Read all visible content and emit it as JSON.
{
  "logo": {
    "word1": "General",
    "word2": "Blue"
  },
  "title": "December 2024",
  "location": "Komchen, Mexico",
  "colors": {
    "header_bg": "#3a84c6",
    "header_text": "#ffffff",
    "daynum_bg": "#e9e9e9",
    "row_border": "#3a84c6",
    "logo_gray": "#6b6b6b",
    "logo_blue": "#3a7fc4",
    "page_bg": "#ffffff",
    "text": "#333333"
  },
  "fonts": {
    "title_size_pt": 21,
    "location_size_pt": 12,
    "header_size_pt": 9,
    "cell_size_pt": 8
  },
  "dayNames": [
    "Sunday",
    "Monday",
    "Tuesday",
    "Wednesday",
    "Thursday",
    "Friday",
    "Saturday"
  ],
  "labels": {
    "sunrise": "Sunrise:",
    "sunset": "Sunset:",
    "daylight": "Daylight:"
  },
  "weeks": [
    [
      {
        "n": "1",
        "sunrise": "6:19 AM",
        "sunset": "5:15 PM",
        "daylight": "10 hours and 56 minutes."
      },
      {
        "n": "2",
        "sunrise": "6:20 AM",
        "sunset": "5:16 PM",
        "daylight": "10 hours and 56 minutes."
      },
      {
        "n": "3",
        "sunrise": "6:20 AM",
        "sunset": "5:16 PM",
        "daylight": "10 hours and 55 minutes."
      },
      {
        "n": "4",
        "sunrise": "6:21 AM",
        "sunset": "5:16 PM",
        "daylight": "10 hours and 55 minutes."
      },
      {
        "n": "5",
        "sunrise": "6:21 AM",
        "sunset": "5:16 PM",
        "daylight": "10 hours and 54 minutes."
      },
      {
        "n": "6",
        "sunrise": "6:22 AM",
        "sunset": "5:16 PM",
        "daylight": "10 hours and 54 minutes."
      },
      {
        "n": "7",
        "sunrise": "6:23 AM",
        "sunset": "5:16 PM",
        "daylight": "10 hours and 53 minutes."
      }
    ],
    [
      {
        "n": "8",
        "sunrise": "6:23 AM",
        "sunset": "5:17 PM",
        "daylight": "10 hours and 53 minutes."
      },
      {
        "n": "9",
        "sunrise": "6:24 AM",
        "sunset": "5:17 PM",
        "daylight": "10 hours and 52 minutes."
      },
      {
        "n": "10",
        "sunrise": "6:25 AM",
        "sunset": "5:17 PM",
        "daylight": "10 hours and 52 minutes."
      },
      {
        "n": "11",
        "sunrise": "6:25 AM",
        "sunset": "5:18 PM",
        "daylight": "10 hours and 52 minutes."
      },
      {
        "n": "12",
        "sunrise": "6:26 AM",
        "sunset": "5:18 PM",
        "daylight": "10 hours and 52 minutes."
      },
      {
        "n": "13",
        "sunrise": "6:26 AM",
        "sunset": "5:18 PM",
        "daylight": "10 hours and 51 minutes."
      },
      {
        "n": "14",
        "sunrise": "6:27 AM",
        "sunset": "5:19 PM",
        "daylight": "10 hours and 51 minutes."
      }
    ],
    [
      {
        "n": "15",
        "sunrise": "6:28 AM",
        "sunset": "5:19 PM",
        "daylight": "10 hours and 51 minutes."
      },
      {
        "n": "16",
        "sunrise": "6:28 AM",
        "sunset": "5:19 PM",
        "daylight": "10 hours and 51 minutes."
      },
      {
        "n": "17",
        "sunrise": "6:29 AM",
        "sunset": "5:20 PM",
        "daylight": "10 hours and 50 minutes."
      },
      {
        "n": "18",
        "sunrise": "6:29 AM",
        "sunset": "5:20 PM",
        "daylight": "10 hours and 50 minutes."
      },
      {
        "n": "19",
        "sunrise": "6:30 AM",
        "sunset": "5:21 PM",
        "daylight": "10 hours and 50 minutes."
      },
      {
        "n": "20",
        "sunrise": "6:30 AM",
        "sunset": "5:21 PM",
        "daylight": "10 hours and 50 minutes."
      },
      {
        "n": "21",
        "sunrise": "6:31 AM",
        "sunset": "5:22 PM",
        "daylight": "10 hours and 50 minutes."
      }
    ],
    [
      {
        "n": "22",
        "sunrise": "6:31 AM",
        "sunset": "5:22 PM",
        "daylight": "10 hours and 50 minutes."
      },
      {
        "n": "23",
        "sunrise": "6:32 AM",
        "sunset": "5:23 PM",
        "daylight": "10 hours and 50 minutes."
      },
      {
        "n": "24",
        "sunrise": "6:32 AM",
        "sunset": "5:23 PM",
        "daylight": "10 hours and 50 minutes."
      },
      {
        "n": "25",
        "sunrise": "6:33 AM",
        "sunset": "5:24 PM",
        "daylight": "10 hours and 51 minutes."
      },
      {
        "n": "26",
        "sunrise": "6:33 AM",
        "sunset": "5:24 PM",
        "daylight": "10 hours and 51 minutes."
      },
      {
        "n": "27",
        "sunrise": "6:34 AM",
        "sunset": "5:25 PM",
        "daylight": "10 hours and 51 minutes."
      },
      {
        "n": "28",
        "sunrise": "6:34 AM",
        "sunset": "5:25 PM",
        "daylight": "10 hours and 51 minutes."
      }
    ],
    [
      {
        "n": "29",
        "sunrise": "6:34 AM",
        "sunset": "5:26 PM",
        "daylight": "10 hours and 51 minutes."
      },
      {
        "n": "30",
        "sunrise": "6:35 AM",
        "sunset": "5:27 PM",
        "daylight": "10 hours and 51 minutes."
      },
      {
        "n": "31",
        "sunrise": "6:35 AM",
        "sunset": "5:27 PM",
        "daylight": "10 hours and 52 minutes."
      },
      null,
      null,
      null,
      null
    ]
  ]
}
....................
§ Instructions to follow: Copy out all of the records above with nothing altered.

§ Final result:
Read all visible content and emit it as JSON.
{
  "logo": {
    "word1": "General",
    "word2": "Blue"
  },
  "title": "December 2024",
  "location": "Komchen, Mexico",
  "colors": {
    "header_bg": "#3a84c6",
    "header_text": "#ffffff",
    "daynum_bg": "#e9e9e9",
    "row_border": "#3a84c6",
    "logo_gray": "#6b6b6b",
    "logo_blue": "#3a7fc4",
    "page_bg": "#ffffff",
    "text": "#333333"
  },
  "fonts": {
    "title_size_pt": 21,
    "location_size_pt": 12,
    "header_size_pt": 9,
    "cell_size_pt": 8
  },
  "dayNames": [
    "Sunday",
    "Monday",
    "Tuesday",
    "Wednesday",
    "Thursday",
    "Friday",
    "Saturday"
  ],
  "labels": {
    "sunrise": "Sunrise:",
    "sunset": "Sunset:",
    "daylight": "Daylight:"
  },
  "weeks": [
    [
      {
        "n": "1",
        "sunrise": "6:19 AM",
        "sunset": "5:15 PM",
        "daylight": "10 hours and 56 minutes."
      },
      {
        "n": "2",
        "sunrise": "6:20 AM",
        "sunset": "5:16 PM",
        "daylight": "10 hours and 56 minutes."
      },
      {
        "n": "3",
        "sunrise": "6:20 AM",
        "sunset": "5:16 PM",
        "daylight": "10 hours and 55 minutes."
      },
      {
        "n": "4",
        "sunrise": "6:21 AM",
        "sunset": "5:16 PM",
        "daylight": "10 hours and 55 minutes."
      },
      {
        "n": "5",
        "sunrise": "6:21 AM",
        "sunset": "5:16 PM",
        "daylight": "10 hours and 54 minutes."
      },
      {
        "n": "6",
        "sunrise": "6:22 AM",
        "sunset": "5:16 PM",
        "daylight": "10 hours and 54 minutes."
      },
      {
        "n": "7",
        "sunrise": "6:23 AM",
        "sunset": "5:16 PM",
        "daylight": "10 hours and 53 minutes."
      }
    ],
    [
      {
        "n": "8",
        "sunrise": "6:23 AM",
        "sunset": "5:17 PM",
        "daylight": "10 hours and 53 minutes."
      },
      {
        "n": "9",
        "sunrise": "6:24 AM",
        "sunset": "5:17 PM",
        "daylight": "10 hours and 52 minutes."
      },
      {
        "n": "10",
        "sunrise": "6:25 AM",
        "sunset": "5:17 PM",
        "daylight": "10 hours and 52 minutes."
      },
      {
        "n": "11",
        "sunrise": "6:25 AM",
        "sunset": "5:18 PM",
        "daylight": "10 hours and 52 minutes."
      },
      {
        "n": "12",
        "sunrise": "6:26 AM",
        "sunset": "5:18 PM",
        "daylight": "10 hours and 52 minutes."
      },
      {
        "n": "13",
        "sunrise": "6:26 AM",
        "sunset": "5:18 PM",
        "daylight": "10 hours and 51 minutes."
      },
      {
        "n": "14",
        "sunrise": "6:27 AM",
        "sunset": "5:19 PM",
        "daylight": "10 hours and 51 minutes."
      }
    ],
    [
      {
        "n": "15",
        "sunrise": "6:28 AM",
        "sunset": "5:19 PM",
        "daylight": "10 hours and 51 minutes."
      },
      {
        "n": "16",
        "sunrise": "6:28 AM",
        "sunset": "5:19 PM",
        "daylight": "10 hours and 51 minutes."
      },
      {
        "n": "17",
        "sunrise": "6:29 AM",
        "sunset": "5:20 PM",
        "daylight": "10 hours and 50 minutes."
      },
      {
        "n": "18",
        "sunrise": "6:29 AM",
        "sunset": "5:20 PM",
        "daylight": "10 hours and 50 minutes."
      },
      {
        "n": "19",
        "sunrise": "6:30 AM",
        "sunset": "5:21 PM",
        "daylight": "10 hours and 50 minutes."
      },
      {
        "n": "20",
        "sunrise": "6:30 AM",
        "sunset": "5:21 PM",
        "daylight": "10 hours and 50 minutes."
      },
      {
        "n": "21",
        "sunrise": "6:31 AM",
        "sunset": "5:22 PM",
        "daylight": "10 hours and 50 minutes."
      }
    ],
    [
      {
        "n": "22",
        "sunrise": "6:31 AM",
        "sunset": "5:22 PM",
        "daylight": "10 hours and 50 minutes."
      },
      {
        "n": "23",
        "sunrise": "6:32 AM",
        "sunset": "5:23 PM",
        "daylight": "10 hours and 50 minutes."
      },
      {
        "n": "24",
        "sunrise": "6:32 AM",
        "sunset": "5:23 PM",
        "daylight": "10 hours and 50 minutes."
      },
      {
        "n": "25",
        "sunrise": "6:33 AM",
        "sunset": "5:24 PM",
        "daylight": "10 hours and 51 minutes."
      },
      {
        "n": "26",
        "sunrise": "6:33 AM",
        "sunset": "5:24 PM",
        "daylight": "10 hours and 51 minutes."
      },
      {
        "n": "27",
        "sunrise": "6:34 AM",
        "sunset": "5:25 PM",
        "daylight": "10 hours and 51 minutes."
      },
      {
        "n": "28",
        "sunrise": "6:34 AM",
        "sunset": "5:25 PM",
        "daylight": "10 hours and 51 minutes."
      }
    ],
    [
      {
        "n": "29",
        "sunrise": "6:34 AM",
        "sunset": "5:26 PM",
        "daylight": "10 hours and 51 minutes."
      },
      {
        "n": "30",
        "sunrise": "6:35 AM",
        "sunset": "5:27 PM",
        "daylight": "10 hours and 51 minutes."
      },
      {
        "n": "31",
        "sunrise": "6:35 AM",
        "sunset": "5:27 PM",
        "daylight": "10 hours and 52 minutes."
      },
      null,
      null,
      null,
      null
    ]
  ]
}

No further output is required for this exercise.